Saved entries
## start
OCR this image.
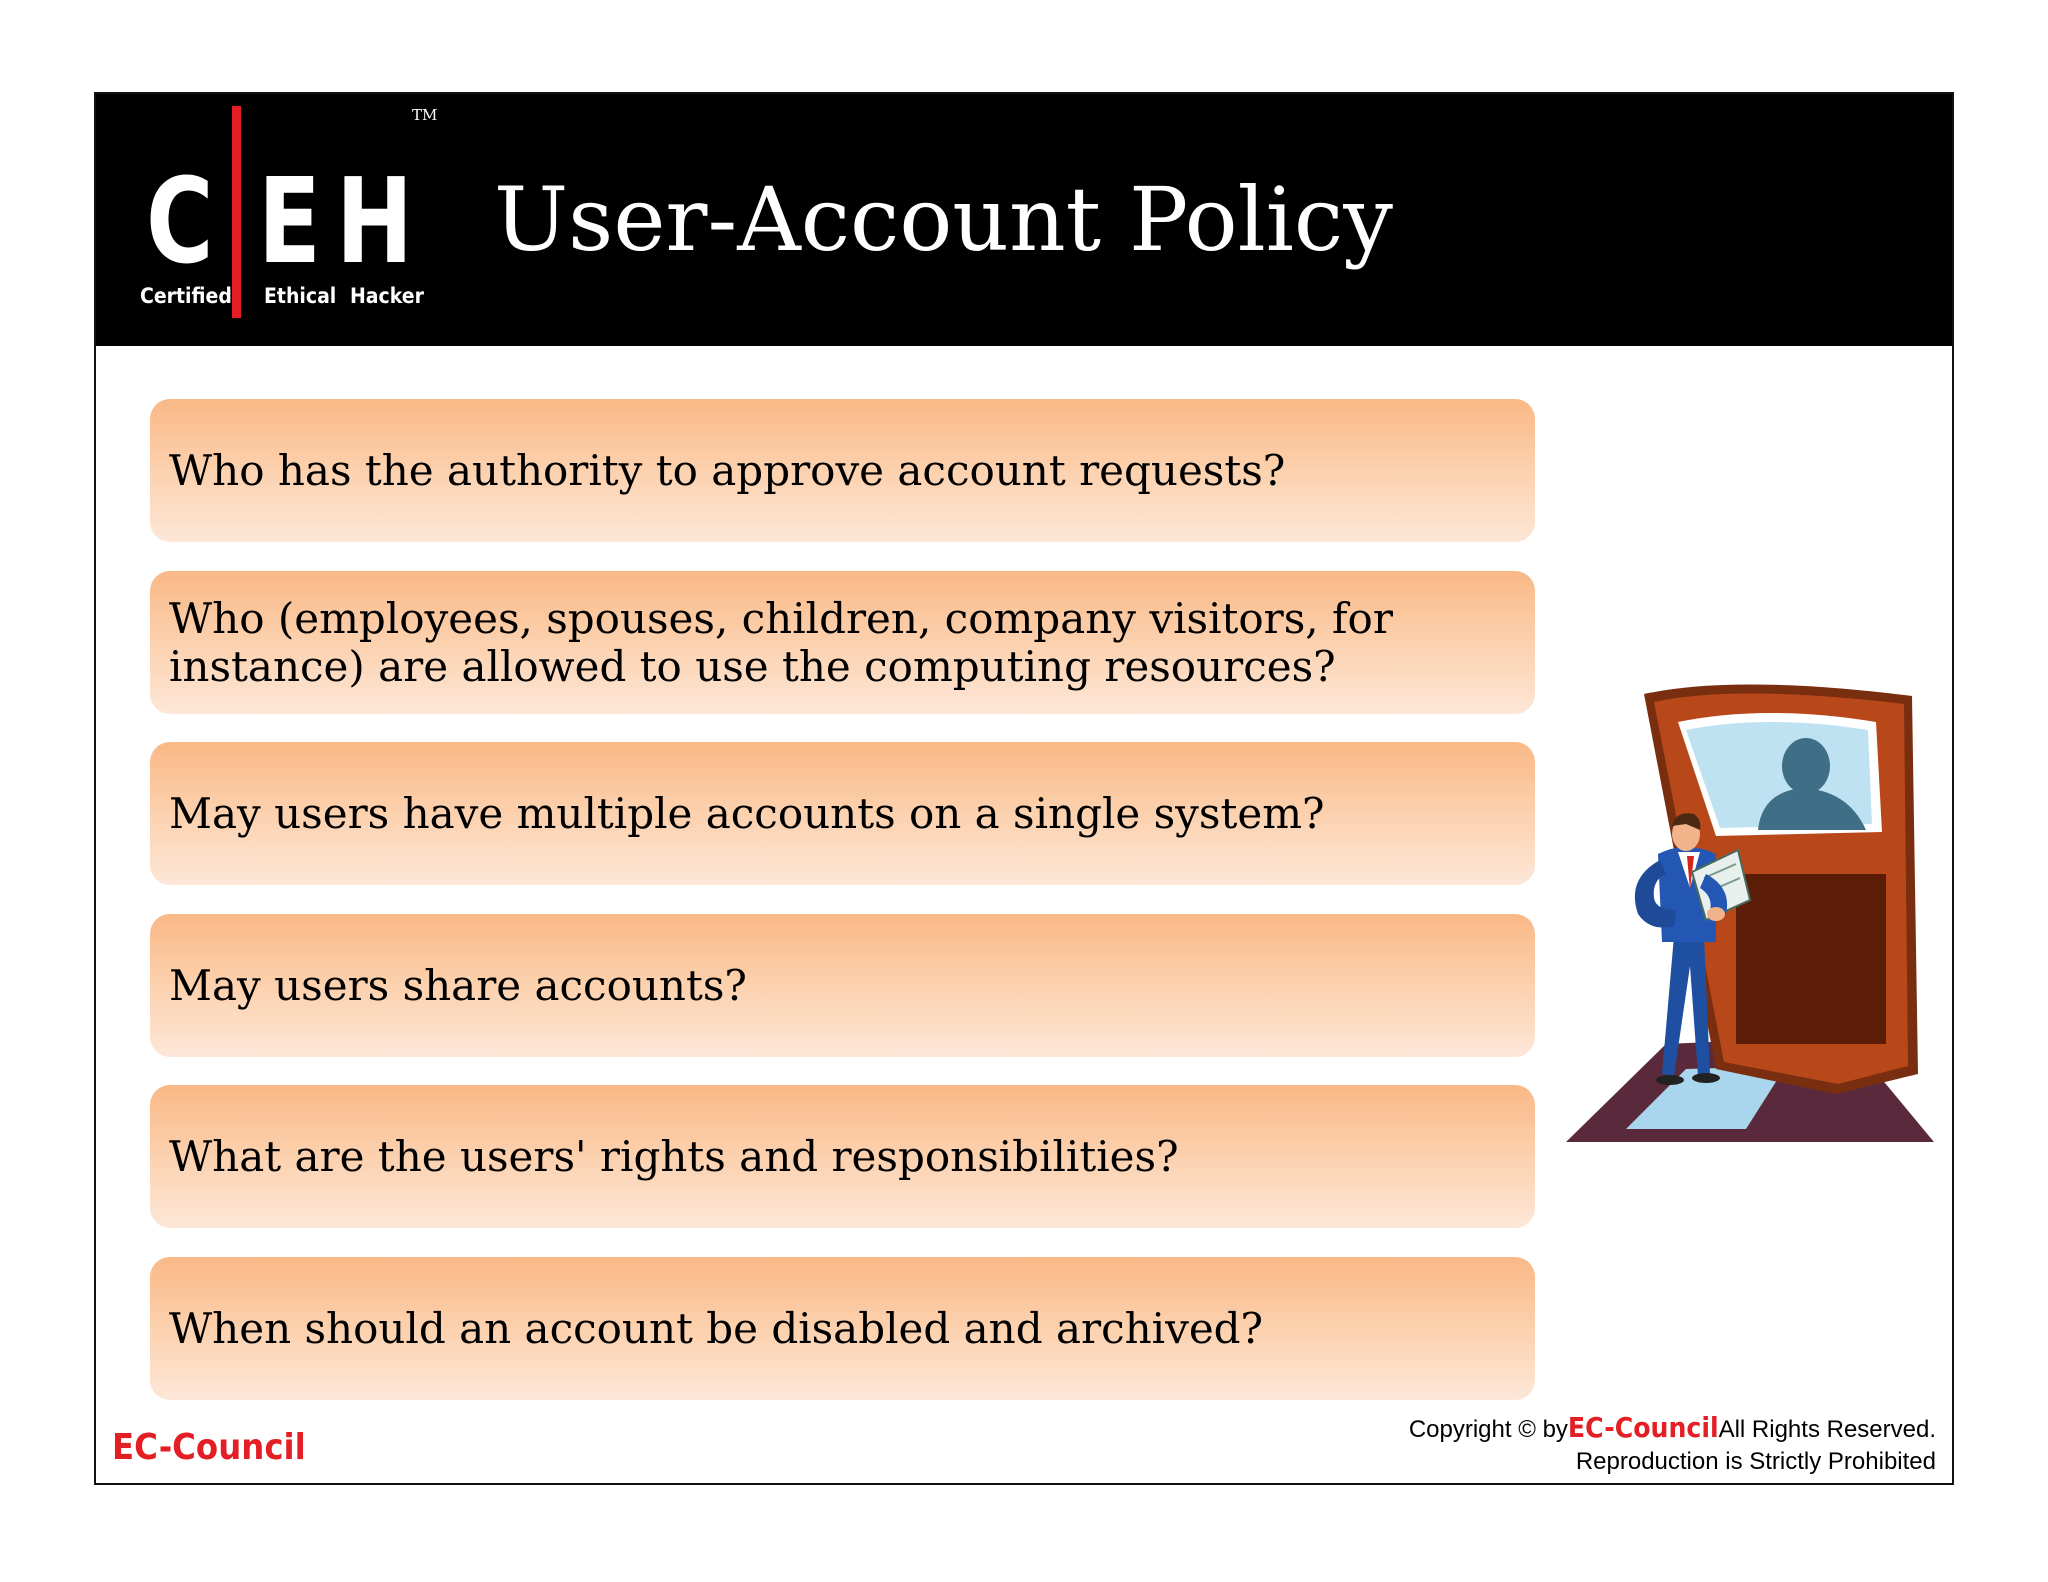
C E H
TM
Certified Ethical Hacker
User-Account Policy
Who has the authority to approve account requests?
Who (employees, spouses, children, company visitors, for instance) are allowed to use the computing resources?
May users have multiple accounts on a single system?
May users share accounts?
What are the users' rights and responsibilities?
When should an account be disabled and archived?
EC-Council	Copyright © byEC-CouncilAll Rights Reserved.
Reproduction is Strictly Prohibited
## end
_Set problem_
Retype the entries word for word. Omit any images.

_Exercise answer_
OCR this image.
C E H
TM
Certified Ethical Hacker
User-Account Policy
Who has the authority to approve account requests?
Who (employees, spouses, children, company visitors, for instance) are allowed to use the computing resources?
May users have multiple accounts on a single system?
May users share accounts?
What are the users' rights and responsibilities?
When should an account be disabled and archived?
EC-Council	Copyright © byEC-CouncilAll Rights Reserved.
Reproduction is Strictly Prohibited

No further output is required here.